• WHAT IS BEING ASKED: Output the entries below exactly as written, omitting pictures.

(Figure collection entries)
============

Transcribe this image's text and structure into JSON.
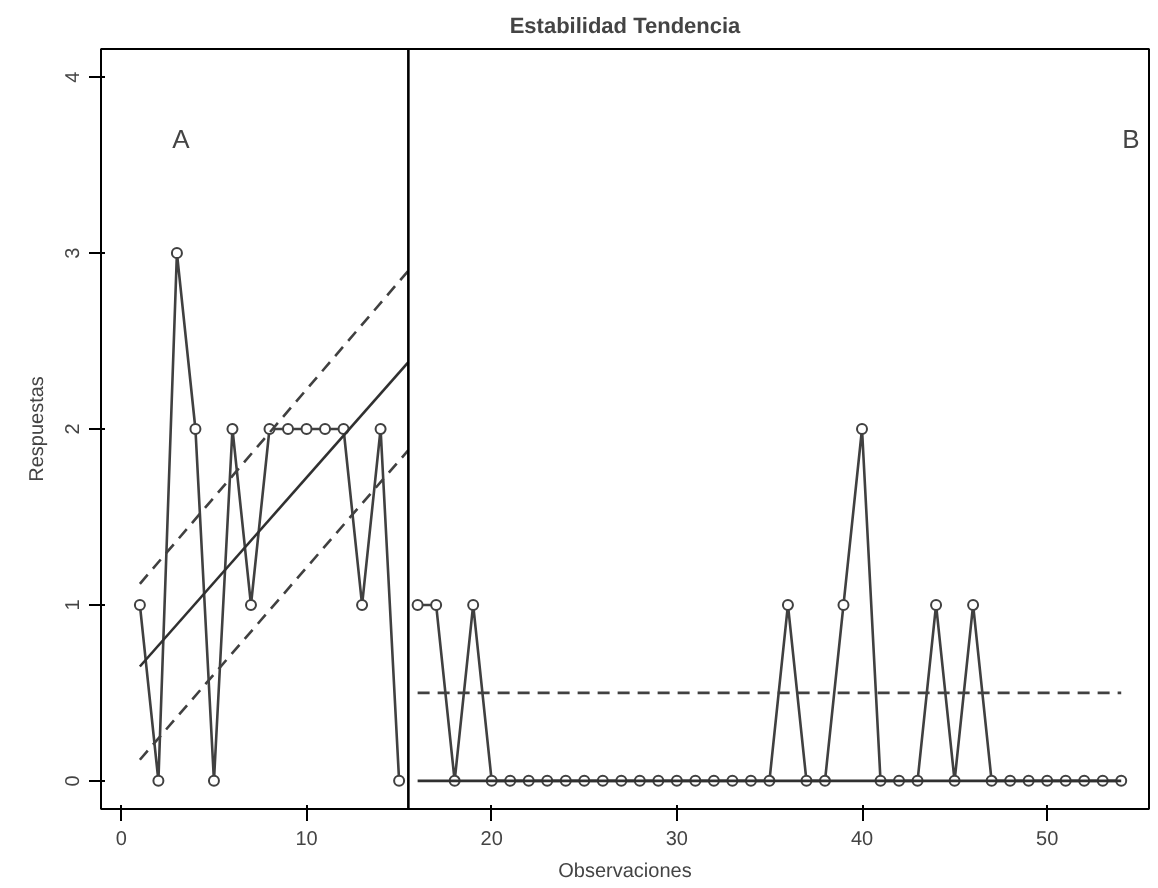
{
  "chart_data": {
    "type": "line",
    "title": "Estabilidad Tendencia",
    "xlabel": "Observaciones",
    "ylabel": "Respuestas",
    "xlim": [
      -1.1,
      55.5
    ],
    "ylim": [
      -0.16,
      4.16
    ],
    "xticks": [
      0,
      10,
      20,
      30,
      40,
      50
    ],
    "yticks": [
      0,
      1,
      2,
      3,
      4
    ],
    "grid": false,
    "marker": "circle",
    "ref_lines": [
      {
        "axis": "x",
        "value": 15.5,
        "color": "#000000"
      }
    ],
    "annotations": [
      "A",
      "B"
    ],
    "series": [
      {
        "color": "#404040",
        "x": [
          1,
          2,
          3,
          4,
          5,
          6,
          7,
          8,
          9,
          10,
          11,
          12,
          13,
          14,
          15
        ],
        "values": [
          1,
          0,
          3,
          2,
          0,
          2,
          1,
          2,
          2,
          2,
          2,
          2,
          1,
          2,
          0
        ]
      },
      {
        "color": "#404040",
        "x": [
          16,
          17,
          18,
          19,
          20,
          21,
          22,
          23,
          24,
          25,
          26,
          27,
          28,
          29,
          30,
          31,
          32,
          33,
          34,
          35,
          36,
          37,
          38,
          39,
          40,
          41,
          42,
          43,
          44,
          45,
          46,
          47,
          48,
          49,
          50,
          51,
          52,
          53,
          54
        ],
        "values": [
          1,
          1,
          0,
          1,
          0,
          0,
          0,
          0,
          0,
          0,
          0,
          0,
          0,
          0,
          0,
          0,
          0,
          0,
          0,
          0,
          1,
          0,
          0,
          1,
          2,
          0,
          0,
          0,
          1,
          0,
          1,
          0,
          0,
          0,
          0,
          0,
          0,
          0,
          0
        ]
      },
      {
        "color": "#303030",
        "marker": "none",
        "line_style": "solid",
        "x": [
          1,
          15.5
        ],
        "values": [
          0.65,
          2.38
        ]
      },
      {
        "color": "#404040",
        "marker": "none",
        "line_style": "dashed",
        "x": [
          1,
          15.5
        ],
        "values": [
          1.12,
          2.9
        ]
      },
      {
        "color": "#404040",
        "marker": "none",
        "line_style": "dashed",
        "x": [
          1,
          15.5
        ],
        "values": [
          0.12,
          1.88
        ]
      },
      {
        "color": "#303030",
        "marker": "none",
        "line_style": "solid",
        "x": [
          16,
          54
        ],
        "values": [
          0,
          0
        ]
      },
      {
        "color": "#404040",
        "marker": "none",
        "line_style": "dashed",
        "x": [
          16,
          54
        ],
        "values": [
          0.5,
          0.5
        ]
      }
    ]
  }
}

============

• CORRECT OUTPUT:
Transcribe this image's text and structure into JSON.
{
  "chart_data": {
    "type": "line",
    "title": "Estabilidad Tendencia",
    "xlabel": "Observaciones",
    "ylabel": "Respuestas",
    "xlim": [
      -1.1,
      55.5
    ],
    "ylim": [
      -0.16,
      4.16
    ],
    "xticks": [
      0,
      10,
      20,
      30,
      40,
      50
    ],
    "yticks": [
      0,
      1,
      2,
      3,
      4
    ],
    "grid": false,
    "marker": "circle",
    "ref_lines": [
      {
        "axis": "x",
        "value": 15.5,
        "color": "#000000"
      }
    ],
    "annotations": [
      "A",
      "B"
    ],
    "series": [
      {
        "color": "#404040",
        "x": [
          1,
          2,
          3,
          4,
          5,
          6,
          7,
          8,
          9,
          10,
          11,
          12,
          13,
          14,
          15
        ],
        "values": [
          1,
          0,
          3,
          2,
          0,
          2,
          1,
          2,
          2,
          2,
          2,
          2,
          1,
          2,
          0
        ]
      },
      {
        "color": "#404040",
        "x": [
          16,
          17,
          18,
          19,
          20,
          21,
          22,
          23,
          24,
          25,
          26,
          27,
          28,
          29,
          30,
          31,
          32,
          33,
          34,
          35,
          36,
          37,
          38,
          39,
          40,
          41,
          42,
          43,
          44,
          45,
          46,
          47,
          48,
          49,
          50,
          51,
          52,
          53,
          54
        ],
        "values": [
          1,
          1,
          0,
          1,
          0,
          0,
          0,
          0,
          0,
          0,
          0,
          0,
          0,
          0,
          0,
          0,
          0,
          0,
          0,
          0,
          1,
          0,
          0,
          1,
          2,
          0,
          0,
          0,
          1,
          0,
          1,
          0,
          0,
          0,
          0,
          0,
          0,
          0,
          0
        ]
      },
      {
        "color": "#303030",
        "marker": "none",
        "line_style": "solid",
        "x": [
          1,
          15.5
        ],
        "values": [
          0.65,
          2.38
        ]
      },
      {
        "color": "#404040",
        "marker": "none",
        "line_style": "dashed",
        "x": [
          1,
          15.5
        ],
        "values": [
          1.12,
          2.9
        ]
      },
      {
        "color": "#404040",
        "marker": "none",
        "line_style": "dashed",
        "x": [
          1,
          15.5
        ],
        "values": [
          0.12,
          1.88
        ]
      },
      {
        "color": "#303030",
        "marker": "none",
        "line_style": "solid",
        "x": [
          16,
          54
        ],
        "values": [
          0,
          0
        ]
      },
      {
        "color": "#404040",
        "marker": "none",
        "line_style": "dashed",
        "x": [
          16,
          54
        ],
        "values": [
          0.5,
          0.5
        ]
      }
    ]
  }
}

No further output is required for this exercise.